RECORDED DATA
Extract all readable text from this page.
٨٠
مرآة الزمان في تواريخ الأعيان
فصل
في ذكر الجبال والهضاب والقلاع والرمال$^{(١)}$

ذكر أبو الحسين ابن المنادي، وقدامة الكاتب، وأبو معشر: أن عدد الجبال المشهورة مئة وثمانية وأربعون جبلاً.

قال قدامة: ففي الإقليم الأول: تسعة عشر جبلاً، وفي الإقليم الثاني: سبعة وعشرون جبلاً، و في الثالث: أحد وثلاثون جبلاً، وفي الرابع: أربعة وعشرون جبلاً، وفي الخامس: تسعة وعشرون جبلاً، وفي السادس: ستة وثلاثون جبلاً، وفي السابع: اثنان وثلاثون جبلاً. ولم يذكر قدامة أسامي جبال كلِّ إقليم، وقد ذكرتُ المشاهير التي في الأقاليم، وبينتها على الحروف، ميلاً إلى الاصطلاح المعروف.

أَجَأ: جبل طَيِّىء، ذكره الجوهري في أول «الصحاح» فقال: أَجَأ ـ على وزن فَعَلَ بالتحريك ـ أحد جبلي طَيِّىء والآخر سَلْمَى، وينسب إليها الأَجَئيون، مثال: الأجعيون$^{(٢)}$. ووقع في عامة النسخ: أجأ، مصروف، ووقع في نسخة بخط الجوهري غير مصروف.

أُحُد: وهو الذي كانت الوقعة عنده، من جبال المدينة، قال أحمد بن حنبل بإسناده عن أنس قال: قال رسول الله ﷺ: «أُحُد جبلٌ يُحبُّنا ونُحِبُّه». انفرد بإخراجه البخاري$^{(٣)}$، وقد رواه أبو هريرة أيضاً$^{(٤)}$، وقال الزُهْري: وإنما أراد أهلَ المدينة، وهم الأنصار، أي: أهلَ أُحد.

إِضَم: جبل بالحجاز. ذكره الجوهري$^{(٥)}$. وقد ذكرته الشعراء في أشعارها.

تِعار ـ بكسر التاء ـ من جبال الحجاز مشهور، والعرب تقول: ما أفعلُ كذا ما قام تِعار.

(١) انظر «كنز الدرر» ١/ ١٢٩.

...

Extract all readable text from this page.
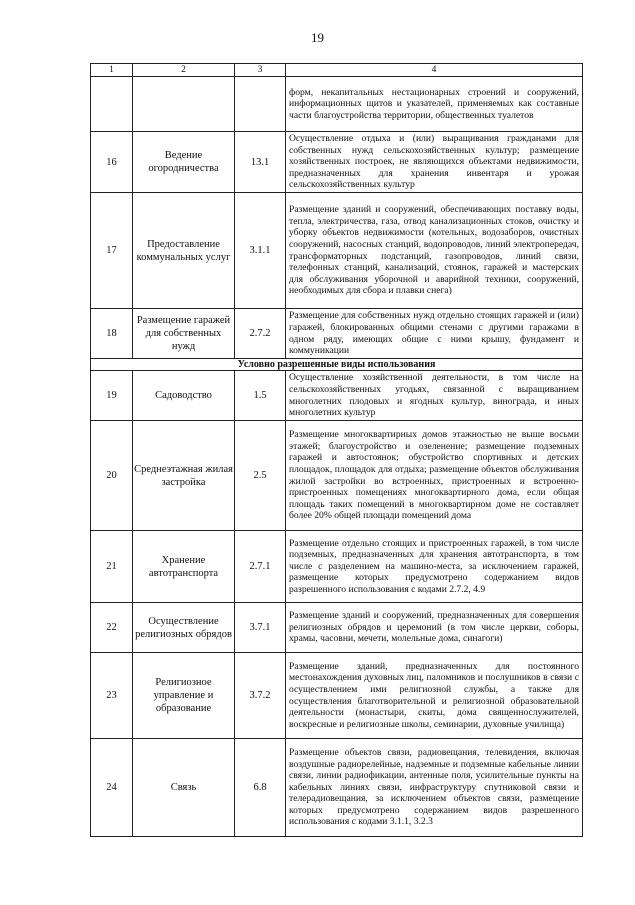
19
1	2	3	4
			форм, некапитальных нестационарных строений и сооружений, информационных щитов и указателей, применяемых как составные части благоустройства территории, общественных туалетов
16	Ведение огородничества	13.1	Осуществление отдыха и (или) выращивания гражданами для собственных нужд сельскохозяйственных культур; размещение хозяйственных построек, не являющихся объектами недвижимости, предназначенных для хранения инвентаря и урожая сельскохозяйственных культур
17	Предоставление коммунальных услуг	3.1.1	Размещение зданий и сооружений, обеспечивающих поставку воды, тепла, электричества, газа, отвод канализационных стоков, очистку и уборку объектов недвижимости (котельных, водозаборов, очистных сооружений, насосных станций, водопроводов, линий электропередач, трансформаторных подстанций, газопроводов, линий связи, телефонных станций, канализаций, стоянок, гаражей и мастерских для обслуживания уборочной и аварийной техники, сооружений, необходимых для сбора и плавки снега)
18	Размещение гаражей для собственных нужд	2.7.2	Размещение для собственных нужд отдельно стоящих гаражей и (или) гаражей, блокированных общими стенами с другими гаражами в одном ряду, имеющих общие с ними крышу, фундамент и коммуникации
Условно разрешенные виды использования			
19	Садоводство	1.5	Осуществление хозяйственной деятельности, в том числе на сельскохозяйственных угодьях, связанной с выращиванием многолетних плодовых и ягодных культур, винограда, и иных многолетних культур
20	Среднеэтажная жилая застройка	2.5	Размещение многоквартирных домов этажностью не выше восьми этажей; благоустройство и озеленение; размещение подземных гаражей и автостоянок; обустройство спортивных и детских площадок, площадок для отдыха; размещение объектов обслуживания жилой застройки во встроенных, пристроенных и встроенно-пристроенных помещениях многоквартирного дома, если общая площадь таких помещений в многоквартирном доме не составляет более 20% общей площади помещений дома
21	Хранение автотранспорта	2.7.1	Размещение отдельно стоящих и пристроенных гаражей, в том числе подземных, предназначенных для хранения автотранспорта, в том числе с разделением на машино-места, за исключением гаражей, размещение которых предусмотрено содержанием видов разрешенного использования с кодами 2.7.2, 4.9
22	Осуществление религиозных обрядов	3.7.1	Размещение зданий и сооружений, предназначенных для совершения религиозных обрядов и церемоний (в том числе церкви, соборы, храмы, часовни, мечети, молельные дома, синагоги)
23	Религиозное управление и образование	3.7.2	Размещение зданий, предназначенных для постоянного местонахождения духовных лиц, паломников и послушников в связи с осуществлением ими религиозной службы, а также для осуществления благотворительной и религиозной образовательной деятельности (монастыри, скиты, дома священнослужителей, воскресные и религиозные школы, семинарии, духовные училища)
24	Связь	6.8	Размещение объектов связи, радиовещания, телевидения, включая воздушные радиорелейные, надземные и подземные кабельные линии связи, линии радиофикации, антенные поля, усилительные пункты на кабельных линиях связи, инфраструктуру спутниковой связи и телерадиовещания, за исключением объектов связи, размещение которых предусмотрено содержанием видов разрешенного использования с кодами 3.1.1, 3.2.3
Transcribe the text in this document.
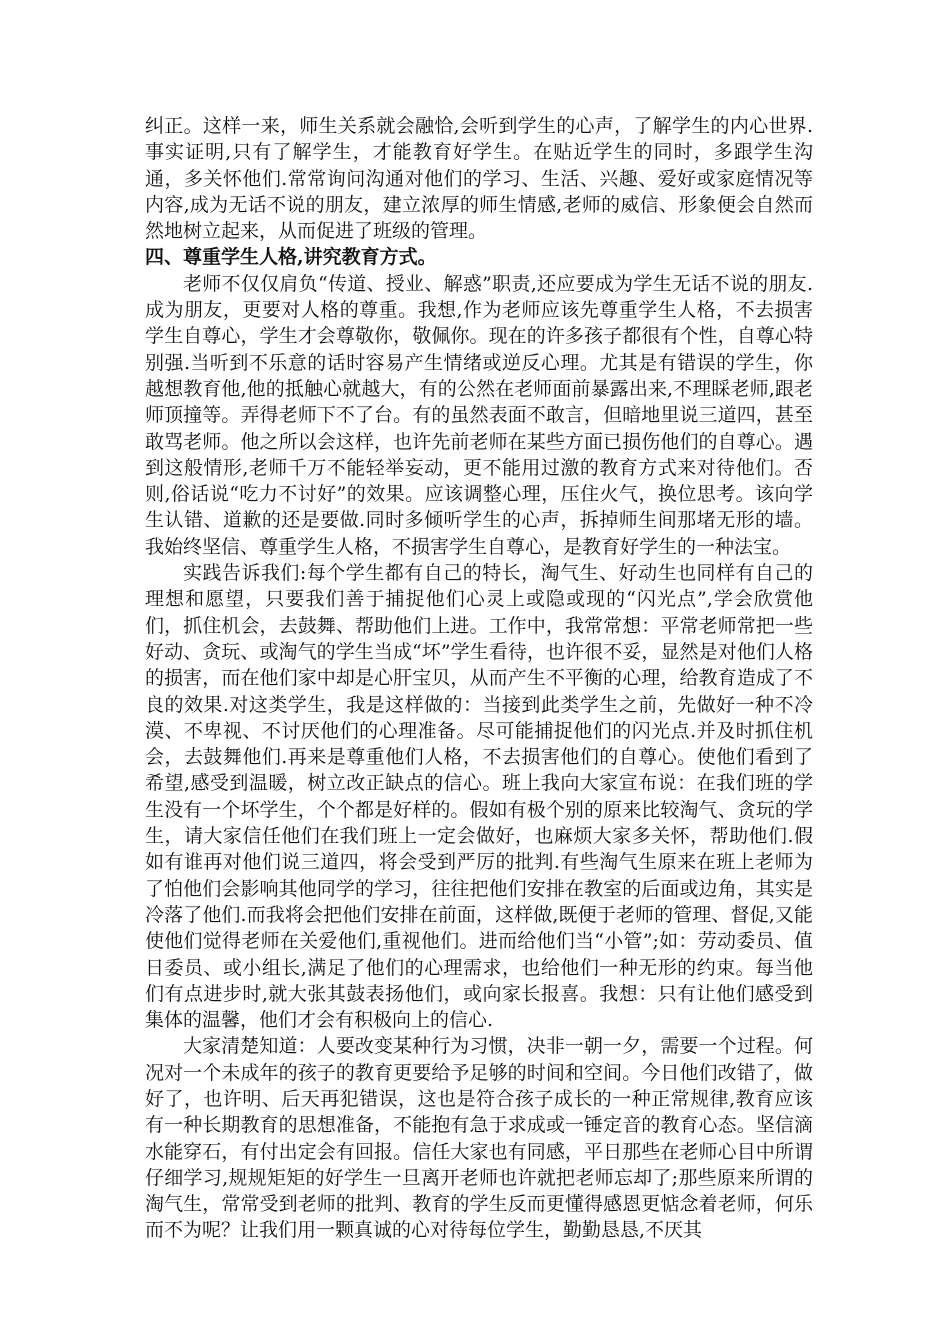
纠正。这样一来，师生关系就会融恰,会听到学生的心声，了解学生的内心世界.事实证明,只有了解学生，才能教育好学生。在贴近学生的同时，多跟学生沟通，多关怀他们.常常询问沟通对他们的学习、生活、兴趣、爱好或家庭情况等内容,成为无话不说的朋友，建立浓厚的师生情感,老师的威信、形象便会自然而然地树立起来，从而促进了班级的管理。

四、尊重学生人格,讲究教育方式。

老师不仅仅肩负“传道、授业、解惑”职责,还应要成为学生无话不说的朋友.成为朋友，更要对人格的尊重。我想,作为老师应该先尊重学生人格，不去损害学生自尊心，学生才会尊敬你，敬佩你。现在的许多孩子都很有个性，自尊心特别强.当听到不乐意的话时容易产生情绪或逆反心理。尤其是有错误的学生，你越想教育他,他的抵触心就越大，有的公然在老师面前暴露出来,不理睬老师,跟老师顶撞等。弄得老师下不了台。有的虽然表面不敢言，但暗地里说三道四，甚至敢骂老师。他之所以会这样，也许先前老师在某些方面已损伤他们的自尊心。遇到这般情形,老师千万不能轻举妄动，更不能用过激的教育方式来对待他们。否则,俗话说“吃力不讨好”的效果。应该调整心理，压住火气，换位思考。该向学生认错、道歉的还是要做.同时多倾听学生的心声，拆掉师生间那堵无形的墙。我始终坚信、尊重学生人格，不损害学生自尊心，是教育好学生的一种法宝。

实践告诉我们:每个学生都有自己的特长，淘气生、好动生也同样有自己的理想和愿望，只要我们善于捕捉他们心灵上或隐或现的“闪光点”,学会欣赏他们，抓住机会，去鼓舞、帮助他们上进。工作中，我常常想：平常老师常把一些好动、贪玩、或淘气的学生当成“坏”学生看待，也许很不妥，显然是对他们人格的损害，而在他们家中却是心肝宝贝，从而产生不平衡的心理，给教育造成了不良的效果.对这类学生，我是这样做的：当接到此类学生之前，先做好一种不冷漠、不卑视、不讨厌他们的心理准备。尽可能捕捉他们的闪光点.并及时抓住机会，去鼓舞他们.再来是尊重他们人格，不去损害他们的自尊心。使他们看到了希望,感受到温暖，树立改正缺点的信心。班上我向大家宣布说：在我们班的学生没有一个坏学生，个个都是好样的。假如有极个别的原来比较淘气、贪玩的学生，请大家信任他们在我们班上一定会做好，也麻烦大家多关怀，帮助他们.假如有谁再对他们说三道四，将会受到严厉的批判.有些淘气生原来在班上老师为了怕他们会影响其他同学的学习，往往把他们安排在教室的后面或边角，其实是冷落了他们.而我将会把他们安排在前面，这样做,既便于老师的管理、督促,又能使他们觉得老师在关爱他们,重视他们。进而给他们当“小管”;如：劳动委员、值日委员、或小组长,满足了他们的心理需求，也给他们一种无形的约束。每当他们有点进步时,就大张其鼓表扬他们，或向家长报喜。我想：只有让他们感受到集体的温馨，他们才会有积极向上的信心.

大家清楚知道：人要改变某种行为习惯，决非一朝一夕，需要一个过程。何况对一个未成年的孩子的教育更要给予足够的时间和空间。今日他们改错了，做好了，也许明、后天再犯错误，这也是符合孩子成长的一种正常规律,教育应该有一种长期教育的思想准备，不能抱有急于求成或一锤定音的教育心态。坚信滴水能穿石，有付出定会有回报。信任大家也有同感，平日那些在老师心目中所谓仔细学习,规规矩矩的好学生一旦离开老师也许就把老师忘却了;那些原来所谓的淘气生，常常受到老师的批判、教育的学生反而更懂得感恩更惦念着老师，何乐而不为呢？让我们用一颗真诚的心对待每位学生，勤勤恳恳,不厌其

EXERCISE GOAL
Check every line of the listing for the string "культур" and report how many lines have it, as a number alone.

THE COMPLETED TASK
2